**Your goal:** Please find all lines in the data that hold the string "انکلیز" and copy them.

**Entries supplied:**
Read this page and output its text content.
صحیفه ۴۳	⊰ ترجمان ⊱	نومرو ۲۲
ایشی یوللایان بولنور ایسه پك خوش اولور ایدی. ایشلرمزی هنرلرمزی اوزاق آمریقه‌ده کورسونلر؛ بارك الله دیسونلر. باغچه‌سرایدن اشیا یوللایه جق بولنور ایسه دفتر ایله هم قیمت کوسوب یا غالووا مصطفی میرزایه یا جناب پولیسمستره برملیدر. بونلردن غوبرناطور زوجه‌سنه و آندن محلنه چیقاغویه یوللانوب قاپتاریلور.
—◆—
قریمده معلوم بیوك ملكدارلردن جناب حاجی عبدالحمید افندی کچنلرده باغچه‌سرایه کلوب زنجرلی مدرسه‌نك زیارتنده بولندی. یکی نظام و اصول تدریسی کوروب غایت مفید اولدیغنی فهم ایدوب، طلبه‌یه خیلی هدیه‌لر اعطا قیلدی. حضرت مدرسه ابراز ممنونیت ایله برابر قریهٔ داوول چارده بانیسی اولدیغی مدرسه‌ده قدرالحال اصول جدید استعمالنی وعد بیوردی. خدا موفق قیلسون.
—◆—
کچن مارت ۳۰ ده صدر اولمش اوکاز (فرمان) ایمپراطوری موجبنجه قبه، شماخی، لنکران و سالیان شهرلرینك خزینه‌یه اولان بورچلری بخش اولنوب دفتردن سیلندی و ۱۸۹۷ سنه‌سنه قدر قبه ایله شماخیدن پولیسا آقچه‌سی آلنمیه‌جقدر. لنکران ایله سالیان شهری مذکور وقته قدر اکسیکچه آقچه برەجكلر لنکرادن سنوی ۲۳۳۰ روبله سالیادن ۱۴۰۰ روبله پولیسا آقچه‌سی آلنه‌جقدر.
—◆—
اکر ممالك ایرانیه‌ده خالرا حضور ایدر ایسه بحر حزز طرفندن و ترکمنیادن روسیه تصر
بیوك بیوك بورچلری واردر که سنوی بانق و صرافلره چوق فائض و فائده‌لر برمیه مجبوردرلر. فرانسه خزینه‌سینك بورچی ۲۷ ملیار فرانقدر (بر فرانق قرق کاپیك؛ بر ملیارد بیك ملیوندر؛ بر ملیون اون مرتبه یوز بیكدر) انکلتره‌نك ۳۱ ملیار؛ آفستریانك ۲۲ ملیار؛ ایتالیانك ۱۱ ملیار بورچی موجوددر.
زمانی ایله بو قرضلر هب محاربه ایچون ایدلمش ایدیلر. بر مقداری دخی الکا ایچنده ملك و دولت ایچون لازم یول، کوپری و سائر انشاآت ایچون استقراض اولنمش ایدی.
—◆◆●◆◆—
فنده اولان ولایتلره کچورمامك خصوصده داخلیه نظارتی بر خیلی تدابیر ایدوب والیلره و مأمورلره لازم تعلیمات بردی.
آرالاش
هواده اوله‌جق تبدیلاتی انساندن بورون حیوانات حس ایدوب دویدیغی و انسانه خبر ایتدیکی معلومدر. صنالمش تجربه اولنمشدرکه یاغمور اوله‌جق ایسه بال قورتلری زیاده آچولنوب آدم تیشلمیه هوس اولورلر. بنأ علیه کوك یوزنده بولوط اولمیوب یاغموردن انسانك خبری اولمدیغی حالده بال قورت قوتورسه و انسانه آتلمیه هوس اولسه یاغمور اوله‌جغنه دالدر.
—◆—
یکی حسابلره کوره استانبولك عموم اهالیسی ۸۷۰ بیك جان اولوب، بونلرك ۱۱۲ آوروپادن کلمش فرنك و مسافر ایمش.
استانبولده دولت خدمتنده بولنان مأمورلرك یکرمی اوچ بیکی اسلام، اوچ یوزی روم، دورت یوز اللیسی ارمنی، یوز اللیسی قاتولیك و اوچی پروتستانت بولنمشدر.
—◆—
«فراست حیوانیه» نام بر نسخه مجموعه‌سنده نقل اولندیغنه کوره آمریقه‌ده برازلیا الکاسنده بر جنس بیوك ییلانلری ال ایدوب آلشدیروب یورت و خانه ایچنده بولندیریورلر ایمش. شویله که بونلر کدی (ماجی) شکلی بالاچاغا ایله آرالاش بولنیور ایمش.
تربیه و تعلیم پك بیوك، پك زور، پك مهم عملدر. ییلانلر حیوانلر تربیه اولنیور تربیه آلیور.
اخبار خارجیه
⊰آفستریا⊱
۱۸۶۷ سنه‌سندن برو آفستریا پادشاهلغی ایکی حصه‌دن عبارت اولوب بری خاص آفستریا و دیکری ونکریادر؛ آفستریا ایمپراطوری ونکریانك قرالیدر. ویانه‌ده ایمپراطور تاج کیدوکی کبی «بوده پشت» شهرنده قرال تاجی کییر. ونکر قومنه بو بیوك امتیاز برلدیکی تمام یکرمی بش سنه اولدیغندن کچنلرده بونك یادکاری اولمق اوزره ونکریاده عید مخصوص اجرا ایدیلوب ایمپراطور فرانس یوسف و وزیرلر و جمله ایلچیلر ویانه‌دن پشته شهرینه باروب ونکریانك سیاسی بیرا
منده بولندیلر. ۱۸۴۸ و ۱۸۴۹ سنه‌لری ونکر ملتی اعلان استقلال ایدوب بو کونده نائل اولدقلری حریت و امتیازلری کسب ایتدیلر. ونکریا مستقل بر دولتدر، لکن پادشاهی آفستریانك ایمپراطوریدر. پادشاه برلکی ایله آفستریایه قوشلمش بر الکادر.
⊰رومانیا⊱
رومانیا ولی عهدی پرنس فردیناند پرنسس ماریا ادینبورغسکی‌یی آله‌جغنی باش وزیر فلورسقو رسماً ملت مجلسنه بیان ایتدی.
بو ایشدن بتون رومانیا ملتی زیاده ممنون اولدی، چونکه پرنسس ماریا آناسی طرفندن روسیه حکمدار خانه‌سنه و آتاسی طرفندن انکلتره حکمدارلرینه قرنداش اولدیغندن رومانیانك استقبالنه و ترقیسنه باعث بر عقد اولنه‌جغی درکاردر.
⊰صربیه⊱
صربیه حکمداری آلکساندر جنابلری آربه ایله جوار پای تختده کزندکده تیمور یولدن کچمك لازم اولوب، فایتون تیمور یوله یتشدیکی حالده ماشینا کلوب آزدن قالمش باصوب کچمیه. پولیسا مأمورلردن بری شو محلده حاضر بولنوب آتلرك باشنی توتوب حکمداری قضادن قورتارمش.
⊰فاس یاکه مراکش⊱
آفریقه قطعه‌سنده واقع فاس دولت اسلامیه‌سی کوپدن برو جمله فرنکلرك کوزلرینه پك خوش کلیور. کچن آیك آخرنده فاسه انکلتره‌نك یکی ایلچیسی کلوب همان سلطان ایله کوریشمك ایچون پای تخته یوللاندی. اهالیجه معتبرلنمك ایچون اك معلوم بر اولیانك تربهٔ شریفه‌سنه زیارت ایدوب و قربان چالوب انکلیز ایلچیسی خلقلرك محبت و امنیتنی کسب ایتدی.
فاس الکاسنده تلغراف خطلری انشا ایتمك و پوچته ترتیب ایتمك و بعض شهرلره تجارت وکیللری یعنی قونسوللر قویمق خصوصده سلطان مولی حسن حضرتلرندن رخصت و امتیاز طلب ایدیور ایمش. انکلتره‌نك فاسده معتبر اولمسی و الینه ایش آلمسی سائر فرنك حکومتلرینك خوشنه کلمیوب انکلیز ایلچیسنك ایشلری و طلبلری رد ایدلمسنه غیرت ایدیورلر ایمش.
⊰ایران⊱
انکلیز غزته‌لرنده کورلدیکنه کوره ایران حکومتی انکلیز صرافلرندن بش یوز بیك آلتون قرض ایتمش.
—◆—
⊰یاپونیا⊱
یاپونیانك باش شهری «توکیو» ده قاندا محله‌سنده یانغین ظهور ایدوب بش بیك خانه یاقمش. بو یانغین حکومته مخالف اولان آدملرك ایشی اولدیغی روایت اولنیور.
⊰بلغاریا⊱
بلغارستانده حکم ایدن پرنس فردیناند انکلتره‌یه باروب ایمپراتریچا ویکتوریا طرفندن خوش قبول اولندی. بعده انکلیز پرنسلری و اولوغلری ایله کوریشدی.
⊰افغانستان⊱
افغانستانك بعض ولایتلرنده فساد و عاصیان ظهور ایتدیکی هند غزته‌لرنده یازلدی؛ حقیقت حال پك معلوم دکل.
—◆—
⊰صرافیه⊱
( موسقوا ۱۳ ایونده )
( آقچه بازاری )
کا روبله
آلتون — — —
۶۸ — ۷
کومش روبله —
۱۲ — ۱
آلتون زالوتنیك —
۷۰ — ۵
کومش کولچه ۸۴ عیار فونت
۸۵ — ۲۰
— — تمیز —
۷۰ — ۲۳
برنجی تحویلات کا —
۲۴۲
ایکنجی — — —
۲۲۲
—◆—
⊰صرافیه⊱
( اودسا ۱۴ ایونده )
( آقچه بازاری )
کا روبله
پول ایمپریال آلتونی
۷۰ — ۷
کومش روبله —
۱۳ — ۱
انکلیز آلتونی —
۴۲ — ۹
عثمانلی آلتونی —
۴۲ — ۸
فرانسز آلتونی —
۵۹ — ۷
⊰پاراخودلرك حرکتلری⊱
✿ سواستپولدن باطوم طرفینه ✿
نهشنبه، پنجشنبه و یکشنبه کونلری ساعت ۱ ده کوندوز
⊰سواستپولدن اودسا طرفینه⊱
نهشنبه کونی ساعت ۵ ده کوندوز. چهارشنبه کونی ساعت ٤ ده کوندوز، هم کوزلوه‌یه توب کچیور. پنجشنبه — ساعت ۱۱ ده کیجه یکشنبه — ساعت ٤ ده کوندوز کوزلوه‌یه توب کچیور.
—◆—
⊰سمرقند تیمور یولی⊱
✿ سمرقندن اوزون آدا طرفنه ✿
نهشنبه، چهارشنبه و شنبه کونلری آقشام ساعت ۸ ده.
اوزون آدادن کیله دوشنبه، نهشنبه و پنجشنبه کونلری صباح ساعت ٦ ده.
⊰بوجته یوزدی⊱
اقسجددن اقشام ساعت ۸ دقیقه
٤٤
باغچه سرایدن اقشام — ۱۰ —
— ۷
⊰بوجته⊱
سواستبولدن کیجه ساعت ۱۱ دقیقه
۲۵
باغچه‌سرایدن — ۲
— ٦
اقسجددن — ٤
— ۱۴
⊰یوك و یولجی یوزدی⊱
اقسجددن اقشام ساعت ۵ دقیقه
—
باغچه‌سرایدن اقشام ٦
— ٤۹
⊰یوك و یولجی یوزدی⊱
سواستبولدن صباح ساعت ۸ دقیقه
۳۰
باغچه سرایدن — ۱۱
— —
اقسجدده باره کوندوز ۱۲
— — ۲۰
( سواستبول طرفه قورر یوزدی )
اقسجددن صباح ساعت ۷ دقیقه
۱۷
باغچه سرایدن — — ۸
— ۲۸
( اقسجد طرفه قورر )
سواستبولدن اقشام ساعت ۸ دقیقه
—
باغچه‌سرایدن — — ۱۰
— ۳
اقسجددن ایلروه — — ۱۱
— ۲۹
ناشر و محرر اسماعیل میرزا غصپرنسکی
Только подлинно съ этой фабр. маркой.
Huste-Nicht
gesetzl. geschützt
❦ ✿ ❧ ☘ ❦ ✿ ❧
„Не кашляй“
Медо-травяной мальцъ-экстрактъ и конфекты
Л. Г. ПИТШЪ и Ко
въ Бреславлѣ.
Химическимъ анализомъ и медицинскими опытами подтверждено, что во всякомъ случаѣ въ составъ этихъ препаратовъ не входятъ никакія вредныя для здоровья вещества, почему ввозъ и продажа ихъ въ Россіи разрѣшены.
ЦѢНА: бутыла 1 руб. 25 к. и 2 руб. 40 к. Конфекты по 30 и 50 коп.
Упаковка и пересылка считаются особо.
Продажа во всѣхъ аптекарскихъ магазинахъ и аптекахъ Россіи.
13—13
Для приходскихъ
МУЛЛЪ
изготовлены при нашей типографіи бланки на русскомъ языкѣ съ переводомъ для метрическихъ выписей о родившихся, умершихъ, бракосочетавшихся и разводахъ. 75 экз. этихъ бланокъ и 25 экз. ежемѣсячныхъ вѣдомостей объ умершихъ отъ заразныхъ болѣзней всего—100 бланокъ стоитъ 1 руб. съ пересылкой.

**Solution to this exercise:**
آفریقه قطعه‌سنده واقع فاس دولت اسلامیه‌سی کوپدن برو جمله فرنکلرك کوزلرینه پك خوش کلیور. کچن آیك آخرنده فاسه انکلتره‌نك یکی ایلچیسی کلوب همان سلطان ایله کوریشمك ایچون پای تخته یوللاندی. اهالیجه معتبرلنمك ایچون اك معلوم بر اولیانك تربهٔ شریفه‌سنه زیارت ایدوب و قربان چالوب انکلیز ایلچیسی خلقلرك محبت و امنیتنی کسب ایتدی.
فاس الکاسنده تلغراف خطلری انشا ایتمك و پوچته ترتیب ایتمك و بعض شهرلره تجارت وکیللری یعنی قونسوللر قویمق خصوصده سلطان مولی حسن حضرتلرندن رخصت و امتیاز طلب ایدیور ایمش. انکلتره‌نك فاسده معتبر اولمسی و الینه ایش آلمسی سائر فرنك حکومتلرینك خوشنه کلمیوب انکلیز ایلچیسنك ایشلری و طلبلری رد ایدلمسنه غیرت ایدیورلر ایمش.
انکلیز غزته‌لرنده کورلدیکنه کوره ایران حکومتی انکلیز صرافلرندن بش یوز بیك آلتون قرض ایتمش.
بلغارستانده حکم ایدن پرنس فردیناند انکلتره‌یه باروب ایمپراتریچا ویکتوریا طرفندن خوش قبول اولندی. بعده انکلیز پرنسلری و اولوغلری ایله کوریشدی.
انکلیز آلتونی —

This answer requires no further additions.